# start of Data provided
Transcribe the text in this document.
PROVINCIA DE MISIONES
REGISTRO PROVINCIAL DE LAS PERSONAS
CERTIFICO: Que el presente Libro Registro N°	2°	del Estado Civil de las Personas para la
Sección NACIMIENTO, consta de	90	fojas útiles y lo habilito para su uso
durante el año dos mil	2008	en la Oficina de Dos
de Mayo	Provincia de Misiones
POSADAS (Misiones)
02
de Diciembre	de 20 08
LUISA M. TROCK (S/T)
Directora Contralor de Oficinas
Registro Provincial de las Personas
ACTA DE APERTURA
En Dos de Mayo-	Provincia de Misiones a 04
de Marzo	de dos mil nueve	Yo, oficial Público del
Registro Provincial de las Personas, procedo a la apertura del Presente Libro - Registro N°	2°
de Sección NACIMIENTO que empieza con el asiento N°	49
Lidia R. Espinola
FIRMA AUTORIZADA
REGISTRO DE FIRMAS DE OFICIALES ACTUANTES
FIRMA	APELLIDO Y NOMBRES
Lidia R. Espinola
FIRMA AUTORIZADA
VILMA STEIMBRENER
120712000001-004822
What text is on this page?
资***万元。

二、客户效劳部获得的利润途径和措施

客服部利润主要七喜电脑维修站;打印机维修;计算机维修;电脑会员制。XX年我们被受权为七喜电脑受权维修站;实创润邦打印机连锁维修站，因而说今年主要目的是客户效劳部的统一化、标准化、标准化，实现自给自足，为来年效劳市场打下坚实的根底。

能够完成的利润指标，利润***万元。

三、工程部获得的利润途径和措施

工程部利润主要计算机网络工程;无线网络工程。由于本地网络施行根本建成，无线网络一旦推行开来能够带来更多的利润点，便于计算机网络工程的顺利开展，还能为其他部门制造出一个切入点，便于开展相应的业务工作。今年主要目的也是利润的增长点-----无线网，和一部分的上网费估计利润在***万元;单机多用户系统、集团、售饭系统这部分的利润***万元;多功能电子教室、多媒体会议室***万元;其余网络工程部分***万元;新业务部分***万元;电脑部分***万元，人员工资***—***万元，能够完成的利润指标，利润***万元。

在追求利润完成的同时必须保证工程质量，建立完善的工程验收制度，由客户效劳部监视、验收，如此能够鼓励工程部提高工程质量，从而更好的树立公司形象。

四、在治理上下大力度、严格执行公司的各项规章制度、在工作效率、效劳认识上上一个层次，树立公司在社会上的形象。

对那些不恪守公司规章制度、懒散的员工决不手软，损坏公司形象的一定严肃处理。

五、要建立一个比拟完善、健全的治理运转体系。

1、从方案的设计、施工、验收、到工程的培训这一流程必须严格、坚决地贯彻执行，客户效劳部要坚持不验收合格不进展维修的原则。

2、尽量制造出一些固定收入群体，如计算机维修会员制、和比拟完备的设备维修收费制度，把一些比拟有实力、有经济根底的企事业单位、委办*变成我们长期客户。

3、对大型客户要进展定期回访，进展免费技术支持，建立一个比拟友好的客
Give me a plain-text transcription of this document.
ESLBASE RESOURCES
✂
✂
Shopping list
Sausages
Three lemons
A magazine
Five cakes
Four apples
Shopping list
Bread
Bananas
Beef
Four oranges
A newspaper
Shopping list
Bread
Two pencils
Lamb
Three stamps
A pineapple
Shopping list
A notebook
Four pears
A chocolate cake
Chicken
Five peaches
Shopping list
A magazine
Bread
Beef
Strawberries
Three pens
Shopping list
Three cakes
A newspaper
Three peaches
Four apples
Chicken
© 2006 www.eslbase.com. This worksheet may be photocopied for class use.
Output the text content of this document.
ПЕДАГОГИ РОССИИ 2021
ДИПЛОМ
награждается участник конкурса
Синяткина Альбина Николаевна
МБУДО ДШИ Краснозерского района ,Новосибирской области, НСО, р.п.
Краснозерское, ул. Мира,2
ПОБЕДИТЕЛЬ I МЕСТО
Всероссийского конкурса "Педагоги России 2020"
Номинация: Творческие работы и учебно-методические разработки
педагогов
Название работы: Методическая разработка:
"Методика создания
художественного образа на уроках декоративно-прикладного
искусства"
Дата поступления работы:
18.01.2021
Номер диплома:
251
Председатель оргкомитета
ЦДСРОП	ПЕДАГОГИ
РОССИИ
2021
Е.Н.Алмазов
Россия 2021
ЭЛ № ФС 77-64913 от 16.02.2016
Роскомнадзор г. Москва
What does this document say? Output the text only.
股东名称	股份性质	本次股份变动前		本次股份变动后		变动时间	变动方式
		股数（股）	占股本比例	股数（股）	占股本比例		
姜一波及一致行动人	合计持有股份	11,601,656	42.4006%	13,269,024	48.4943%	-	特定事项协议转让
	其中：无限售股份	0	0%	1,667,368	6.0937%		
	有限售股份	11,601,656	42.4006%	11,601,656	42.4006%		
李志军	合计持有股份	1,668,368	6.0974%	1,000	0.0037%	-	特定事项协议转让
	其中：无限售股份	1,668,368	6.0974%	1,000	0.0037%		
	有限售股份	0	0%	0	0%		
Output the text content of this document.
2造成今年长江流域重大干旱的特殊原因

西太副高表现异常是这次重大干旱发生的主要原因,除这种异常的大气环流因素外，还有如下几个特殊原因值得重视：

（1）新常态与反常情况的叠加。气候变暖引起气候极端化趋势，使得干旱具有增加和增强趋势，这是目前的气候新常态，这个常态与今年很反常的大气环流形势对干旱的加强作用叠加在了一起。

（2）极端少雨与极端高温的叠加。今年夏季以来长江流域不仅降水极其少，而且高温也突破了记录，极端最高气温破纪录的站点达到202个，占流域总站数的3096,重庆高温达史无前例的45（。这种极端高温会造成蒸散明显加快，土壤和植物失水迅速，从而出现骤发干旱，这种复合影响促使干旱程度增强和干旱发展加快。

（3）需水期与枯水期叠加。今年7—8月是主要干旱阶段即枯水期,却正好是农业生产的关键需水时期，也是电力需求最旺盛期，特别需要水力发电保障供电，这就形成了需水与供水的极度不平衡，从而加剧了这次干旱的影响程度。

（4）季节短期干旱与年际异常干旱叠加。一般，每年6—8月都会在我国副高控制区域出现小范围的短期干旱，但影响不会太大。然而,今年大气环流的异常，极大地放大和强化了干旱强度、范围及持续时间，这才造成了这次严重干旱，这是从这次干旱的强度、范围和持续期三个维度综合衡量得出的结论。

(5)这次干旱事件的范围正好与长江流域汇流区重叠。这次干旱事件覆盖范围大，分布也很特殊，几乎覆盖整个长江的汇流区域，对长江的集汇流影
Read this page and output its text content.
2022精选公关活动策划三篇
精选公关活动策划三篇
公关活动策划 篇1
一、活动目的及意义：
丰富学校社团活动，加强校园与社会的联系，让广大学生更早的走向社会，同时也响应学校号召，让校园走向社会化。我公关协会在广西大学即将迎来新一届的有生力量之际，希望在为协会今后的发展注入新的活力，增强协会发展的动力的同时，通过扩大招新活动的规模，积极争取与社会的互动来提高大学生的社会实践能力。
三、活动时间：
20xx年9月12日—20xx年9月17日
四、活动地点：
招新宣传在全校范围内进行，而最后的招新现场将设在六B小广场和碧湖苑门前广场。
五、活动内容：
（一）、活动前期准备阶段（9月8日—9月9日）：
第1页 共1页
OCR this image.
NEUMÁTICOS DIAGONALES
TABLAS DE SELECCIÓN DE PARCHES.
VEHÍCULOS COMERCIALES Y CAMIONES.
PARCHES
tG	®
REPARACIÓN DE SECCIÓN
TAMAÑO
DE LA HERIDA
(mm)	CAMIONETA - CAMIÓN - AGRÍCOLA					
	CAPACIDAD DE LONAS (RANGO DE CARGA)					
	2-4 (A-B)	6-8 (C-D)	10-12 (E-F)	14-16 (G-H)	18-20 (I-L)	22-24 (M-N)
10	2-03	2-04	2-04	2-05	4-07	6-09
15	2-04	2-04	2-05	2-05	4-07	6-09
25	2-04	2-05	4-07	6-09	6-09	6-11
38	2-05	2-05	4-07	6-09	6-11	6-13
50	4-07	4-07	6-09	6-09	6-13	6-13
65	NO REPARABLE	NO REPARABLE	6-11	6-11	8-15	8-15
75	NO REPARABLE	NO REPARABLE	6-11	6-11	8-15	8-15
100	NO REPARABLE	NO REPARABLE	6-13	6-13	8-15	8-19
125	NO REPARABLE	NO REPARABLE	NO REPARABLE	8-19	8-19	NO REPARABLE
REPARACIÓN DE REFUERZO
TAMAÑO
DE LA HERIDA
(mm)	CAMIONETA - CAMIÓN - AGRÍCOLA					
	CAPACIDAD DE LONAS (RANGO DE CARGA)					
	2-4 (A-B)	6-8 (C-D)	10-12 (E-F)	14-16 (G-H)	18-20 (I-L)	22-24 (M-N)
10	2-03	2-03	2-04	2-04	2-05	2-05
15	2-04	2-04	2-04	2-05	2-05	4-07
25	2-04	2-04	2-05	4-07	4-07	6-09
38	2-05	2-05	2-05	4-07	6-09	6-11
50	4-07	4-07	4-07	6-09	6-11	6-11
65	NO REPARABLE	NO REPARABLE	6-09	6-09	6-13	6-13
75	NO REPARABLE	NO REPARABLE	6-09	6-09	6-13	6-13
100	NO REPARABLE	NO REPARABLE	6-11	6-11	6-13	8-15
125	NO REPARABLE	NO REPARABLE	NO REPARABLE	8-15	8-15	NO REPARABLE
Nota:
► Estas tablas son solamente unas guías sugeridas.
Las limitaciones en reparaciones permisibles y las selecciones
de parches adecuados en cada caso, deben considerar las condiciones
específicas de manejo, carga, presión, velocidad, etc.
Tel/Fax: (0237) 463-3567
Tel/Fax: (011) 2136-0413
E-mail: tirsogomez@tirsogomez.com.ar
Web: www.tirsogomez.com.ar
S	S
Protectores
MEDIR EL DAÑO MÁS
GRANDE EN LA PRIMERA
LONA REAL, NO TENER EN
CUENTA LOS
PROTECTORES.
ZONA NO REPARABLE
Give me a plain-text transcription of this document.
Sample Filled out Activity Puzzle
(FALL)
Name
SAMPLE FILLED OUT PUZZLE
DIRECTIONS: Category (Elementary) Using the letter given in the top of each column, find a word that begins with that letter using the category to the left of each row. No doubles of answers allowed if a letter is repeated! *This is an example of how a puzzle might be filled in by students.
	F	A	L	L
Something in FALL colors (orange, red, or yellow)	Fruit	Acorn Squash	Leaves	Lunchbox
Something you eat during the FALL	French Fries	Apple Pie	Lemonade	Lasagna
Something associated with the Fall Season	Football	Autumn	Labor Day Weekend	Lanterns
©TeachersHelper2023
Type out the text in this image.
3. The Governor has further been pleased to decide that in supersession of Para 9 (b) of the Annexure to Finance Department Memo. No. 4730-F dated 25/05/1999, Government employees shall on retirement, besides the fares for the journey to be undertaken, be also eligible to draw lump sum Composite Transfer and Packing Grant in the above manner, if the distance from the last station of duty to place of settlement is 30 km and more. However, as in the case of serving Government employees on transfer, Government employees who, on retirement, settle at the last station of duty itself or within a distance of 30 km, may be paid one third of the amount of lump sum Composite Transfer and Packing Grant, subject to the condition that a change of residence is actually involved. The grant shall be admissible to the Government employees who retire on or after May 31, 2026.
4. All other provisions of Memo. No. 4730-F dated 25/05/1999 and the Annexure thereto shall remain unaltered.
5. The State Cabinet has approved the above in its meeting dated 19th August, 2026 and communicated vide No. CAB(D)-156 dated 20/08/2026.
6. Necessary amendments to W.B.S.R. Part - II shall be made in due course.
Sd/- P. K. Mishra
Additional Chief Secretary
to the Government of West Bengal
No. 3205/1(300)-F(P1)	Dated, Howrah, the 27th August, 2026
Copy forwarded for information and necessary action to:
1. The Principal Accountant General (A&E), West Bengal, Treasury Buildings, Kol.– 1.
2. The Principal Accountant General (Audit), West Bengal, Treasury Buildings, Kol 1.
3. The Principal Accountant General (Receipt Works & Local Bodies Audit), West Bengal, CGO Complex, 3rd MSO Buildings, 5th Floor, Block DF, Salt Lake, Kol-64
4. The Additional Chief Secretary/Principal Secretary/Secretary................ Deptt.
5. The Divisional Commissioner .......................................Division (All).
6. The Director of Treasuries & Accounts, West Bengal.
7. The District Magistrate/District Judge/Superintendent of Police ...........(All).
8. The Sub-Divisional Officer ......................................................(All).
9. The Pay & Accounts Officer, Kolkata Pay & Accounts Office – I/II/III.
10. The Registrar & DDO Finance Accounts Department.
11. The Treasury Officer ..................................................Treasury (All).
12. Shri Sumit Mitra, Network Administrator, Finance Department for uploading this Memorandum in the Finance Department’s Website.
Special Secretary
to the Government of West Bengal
# end of Data provided
# Exercise requirements
Your answer should be a single number: the count of lines holding the word "page".

# Full output
2